%%
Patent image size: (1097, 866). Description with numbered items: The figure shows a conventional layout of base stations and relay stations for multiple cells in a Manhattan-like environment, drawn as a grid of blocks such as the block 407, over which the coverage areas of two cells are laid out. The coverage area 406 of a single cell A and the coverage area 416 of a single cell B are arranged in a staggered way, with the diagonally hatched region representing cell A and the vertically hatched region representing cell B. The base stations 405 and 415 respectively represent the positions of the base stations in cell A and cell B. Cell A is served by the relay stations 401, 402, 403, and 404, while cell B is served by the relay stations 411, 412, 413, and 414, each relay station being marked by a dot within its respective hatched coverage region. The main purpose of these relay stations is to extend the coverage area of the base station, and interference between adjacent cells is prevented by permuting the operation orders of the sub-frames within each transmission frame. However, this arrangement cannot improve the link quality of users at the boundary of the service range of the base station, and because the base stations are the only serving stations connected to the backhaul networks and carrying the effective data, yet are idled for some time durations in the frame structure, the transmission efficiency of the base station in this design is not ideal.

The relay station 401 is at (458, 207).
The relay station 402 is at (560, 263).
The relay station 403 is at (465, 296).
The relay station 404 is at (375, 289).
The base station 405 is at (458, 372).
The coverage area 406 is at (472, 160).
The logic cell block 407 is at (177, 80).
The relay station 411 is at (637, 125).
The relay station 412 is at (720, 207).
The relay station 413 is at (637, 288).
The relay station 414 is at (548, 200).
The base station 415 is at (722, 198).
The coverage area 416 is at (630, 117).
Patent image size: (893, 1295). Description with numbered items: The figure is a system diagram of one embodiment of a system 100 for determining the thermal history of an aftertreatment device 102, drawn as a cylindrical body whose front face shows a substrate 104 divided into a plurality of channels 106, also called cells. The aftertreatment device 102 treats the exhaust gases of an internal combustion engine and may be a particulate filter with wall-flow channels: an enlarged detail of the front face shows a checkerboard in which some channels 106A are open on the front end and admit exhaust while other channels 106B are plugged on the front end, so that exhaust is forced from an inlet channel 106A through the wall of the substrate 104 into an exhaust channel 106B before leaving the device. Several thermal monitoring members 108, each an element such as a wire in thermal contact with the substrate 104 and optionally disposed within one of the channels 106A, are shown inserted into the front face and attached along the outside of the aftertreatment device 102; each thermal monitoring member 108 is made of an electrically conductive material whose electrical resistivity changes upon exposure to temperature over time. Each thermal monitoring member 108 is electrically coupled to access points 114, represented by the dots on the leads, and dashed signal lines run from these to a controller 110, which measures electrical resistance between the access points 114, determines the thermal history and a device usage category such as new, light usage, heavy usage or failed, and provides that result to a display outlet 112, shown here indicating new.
%%
▶ **Exercise instructions**: In full and without error, restate the data.

▶ **Response**:
Patent image size: (1097, 866). Description with numbered items: The figure shows a conventional layout of base stations and relay stations for multiple cells in a Manhattan-like environment, drawn as a grid of blocks such as the block 407, over which the coverage areas of two cells are laid out. The coverage area 406 of a single cell A and the coverage area 416 of a single cell B are arranged in a staggered way, with the diagonally hatched region representing cell A and the vertically hatched region representing cell B. The base stations 405 and 415 respectively represent the positions of the base stations in cell A and cell B. Cell A is served by the relay stations 401, 402, 403, and 404, while cell B is served by the relay stations 411, 412, 413, and 414, each relay station being marked by a dot within its respective hatched coverage region. The main purpose of these relay stations is to extend the coverage area of the base station, and interference between adjacent cells is prevented by permuting the operation orders of the sub-frames within each transmission frame. However, this arrangement cannot improve the link quality of users at the boundary of the service range of the base station, and because the base stations are the only serving stations connected to the backhaul networks and carrying the effective data, yet are idled for some time durations in the frame structure, the transmission efficiency of the base station in this design is not ideal.

The relay station 401 is at (458, 207).
The relay station 402 is at (560, 263).
The relay station 403 is at (465, 296).
The relay station 404 is at (375, 289).
The base station 405 is at (458, 372).
The coverage area 406 is at (472, 160).
The logic cell block 407 is at (177, 80).
The relay station 411 is at (637, 125).
The relay station 412 is at (720, 207).
The relay station 413 is at (637, 288).
The relay station 414 is at (548, 200).
The base station 415 is at (722, 198).
The coverage area 416 is at (630, 117).
Patent image size: (893, 1295). Description with numbered items: The figure is a system diagram of one embodiment of a system 100 for determining the thermal history of an aftertreatment device 102, drawn as a cylindrical body whose front face shows a substrate 104 divided into a plurality of channels 106, also called cells. The aftertreatment device 102 treats the exhaust gases of an internal combustion engine and may be a particulate filter with wall-flow channels: an enlarged detail of the front face shows a checkerboard in which some channels 106A are open on the front end and admit exhaust while other channels 106B are plugged on the front end, so that exhaust is forced from an inlet channel 106A through the wall of the substrate 104 into an exhaust channel 106B before leaving the device. Several thermal monitoring members 108, each an element such as a wire in thermal contact with the substrate 104 and optionally disposed within one of the channels 106A, are shown inserted into the front face and attached along the outside of the aftertreatment device 102; each thermal monitoring member 108 is made of an electrically conductive material whose electrical resistivity changes upon exposure to temperature over time. Each thermal monitoring member 108 is electrically coupled to access points 114, represented by the dots on the leads, and dashed signal lines run from these to a controller 110, which measures electrical resistance between the access points 114, determines the thermal history and a device usage category such as new, light usage, heavy usage or failed, and provides that result to a display outlet 112, shown here indicating new.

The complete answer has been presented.